=== Source records ===
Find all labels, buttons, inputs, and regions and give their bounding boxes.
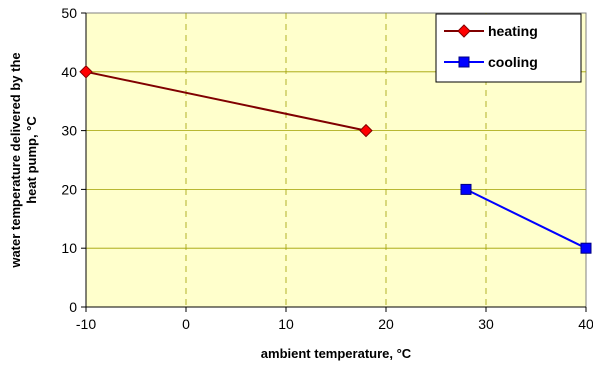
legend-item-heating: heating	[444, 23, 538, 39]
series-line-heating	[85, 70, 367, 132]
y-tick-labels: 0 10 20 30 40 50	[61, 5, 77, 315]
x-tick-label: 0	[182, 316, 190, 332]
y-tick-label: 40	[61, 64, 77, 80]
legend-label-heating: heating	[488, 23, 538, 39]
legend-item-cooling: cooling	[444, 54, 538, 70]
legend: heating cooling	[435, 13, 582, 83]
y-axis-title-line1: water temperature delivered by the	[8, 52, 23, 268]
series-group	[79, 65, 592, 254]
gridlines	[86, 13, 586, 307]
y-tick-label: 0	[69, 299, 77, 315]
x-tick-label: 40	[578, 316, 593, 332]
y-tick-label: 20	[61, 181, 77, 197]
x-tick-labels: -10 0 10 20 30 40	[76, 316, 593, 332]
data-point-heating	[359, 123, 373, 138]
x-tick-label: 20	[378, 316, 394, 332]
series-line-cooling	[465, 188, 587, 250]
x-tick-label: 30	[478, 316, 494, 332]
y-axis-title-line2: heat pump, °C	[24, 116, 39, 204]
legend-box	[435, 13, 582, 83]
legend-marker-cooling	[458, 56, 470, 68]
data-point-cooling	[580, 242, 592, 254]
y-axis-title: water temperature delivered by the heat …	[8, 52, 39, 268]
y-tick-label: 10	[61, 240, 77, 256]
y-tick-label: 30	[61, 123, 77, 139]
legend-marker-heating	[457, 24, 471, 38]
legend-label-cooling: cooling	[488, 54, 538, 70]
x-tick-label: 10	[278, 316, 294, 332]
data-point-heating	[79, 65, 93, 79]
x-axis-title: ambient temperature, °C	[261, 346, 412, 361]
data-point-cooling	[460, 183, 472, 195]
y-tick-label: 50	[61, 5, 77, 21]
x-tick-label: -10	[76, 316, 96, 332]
===
_Exercise task_
Render every line of the entries above as a numbered list, skipping blank lines and omitting the pictures.

_Answer for the task_
1. Find all labels, buttons, inputs, and regions and give their bounding boxes.
2. legend-item-heating: heating	[444, 23, 538, 39]
3. series-line-heating	[85, 70, 367, 132]
4. y-tick-labels: 0 10 20 30 40 50	[61, 5, 77, 315]
5. x-tick-label: 0	[182, 316, 190, 332]
6. y-tick-label: 40	[61, 64, 77, 80]
7. legend-label-heating: heating	[488, 23, 538, 39]
8. legend-item-cooling: cooling	[444, 54, 538, 70]
9. legend: heating cooling	[435, 13, 582, 83]
10. y-axis-title-line1: water temperature delivered by the	[8, 52, 23, 268]
11. series-group	[79, 65, 592, 254]
12. gridlines	[86, 13, 586, 307]
13. y-tick-label: 0	[69, 299, 77, 315]
14. x-tick-label: 40	[578, 316, 593, 332]
15. y-tick-label: 20	[61, 181, 77, 197]
16. x-tick-labels: -10 0 10 20 30 40	[76, 316, 593, 332]
17. data-point-heating	[359, 123, 373, 138]
18. x-tick-label: 20	[378, 316, 394, 332]
19. series-line-cooling	[465, 188, 587, 250]
20. x-tick-label: 30	[478, 316, 494, 332]
21. y-axis-title-line2: heat pump, °C	[24, 116, 39, 204]
22. legend-box	[435, 13, 582, 83]
23. legend-marker-cooling	[458, 56, 470, 68]
24. data-point-cooling	[580, 242, 592, 254]
25. y-axis-title: water temperature delivered by the heat …	[8, 52, 39, 268]
26. y-tick-label: 10	[61, 240, 77, 256]
27. y-tick-label: 30	[61, 123, 77, 139]
28. legend-marker-heating	[457, 24, 471, 38]
29. legend-label-cooling: cooling	[488, 54, 538, 70]
30. x-tick-label: 10	[278, 316, 294, 332]
31. data-point-heating	[79, 65, 93, 79]
32. x-axis-title: ambient temperature, °C	[261, 346, 412, 361]
33. data-point-cooling	[460, 183, 472, 195]
34. y-tick-label: 50	[61, 5, 77, 21]
35. x-tick-label: -10	[76, 316, 96, 332]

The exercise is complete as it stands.